== WHAT THE TASK REQUIRES ==
Search the material below for the string "交通燃料" and extract each line that has it.
——————————
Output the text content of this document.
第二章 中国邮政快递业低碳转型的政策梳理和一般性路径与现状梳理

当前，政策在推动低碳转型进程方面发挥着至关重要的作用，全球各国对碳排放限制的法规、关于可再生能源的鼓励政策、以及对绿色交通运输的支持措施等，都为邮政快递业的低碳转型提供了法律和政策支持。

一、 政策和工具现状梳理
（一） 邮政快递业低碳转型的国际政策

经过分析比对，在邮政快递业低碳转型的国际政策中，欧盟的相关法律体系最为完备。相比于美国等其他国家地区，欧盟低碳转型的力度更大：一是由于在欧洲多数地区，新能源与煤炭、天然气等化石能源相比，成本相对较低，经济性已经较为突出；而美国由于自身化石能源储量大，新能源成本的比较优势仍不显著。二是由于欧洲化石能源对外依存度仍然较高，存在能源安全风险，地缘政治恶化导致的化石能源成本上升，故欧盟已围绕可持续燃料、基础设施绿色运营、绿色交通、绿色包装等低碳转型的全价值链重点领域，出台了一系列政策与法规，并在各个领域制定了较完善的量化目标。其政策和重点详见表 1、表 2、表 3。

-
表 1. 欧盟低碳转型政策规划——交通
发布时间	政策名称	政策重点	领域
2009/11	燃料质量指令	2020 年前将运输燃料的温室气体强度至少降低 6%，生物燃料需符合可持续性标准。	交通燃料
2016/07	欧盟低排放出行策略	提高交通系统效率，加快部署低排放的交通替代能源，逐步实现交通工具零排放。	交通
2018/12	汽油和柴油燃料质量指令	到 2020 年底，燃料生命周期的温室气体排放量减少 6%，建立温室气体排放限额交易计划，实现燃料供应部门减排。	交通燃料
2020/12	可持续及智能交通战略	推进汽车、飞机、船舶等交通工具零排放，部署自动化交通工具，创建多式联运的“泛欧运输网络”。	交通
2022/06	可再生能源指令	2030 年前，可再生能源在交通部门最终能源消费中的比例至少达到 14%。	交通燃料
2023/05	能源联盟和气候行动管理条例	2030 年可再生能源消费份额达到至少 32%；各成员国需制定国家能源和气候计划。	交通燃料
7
——————————
== COMPLETED TASK ==
2009/11	燃料质量指令	2020 年前将运输燃料的温室气体强度至少降低 6%，生物燃料需符合可持续性标准。	交通燃料
2018/12	汽油和柴油燃料质量指令	到 2020 年底，燃料生命周期的温室气体排放量减少 6%，建立温室气体排放限额交易计划，实现燃料供应部门减排。	交通燃料
2022/06	可再生能源指令	2030 年前，可再生能源在交通部门最终能源消费中的比例至少达到 14%。	交通燃料
2023/05	能源联盟和气候行动管理条例	2030 年可再生能源消费份额达到至少 32%；各成员国需制定国家能源和气候计划。	交通燃料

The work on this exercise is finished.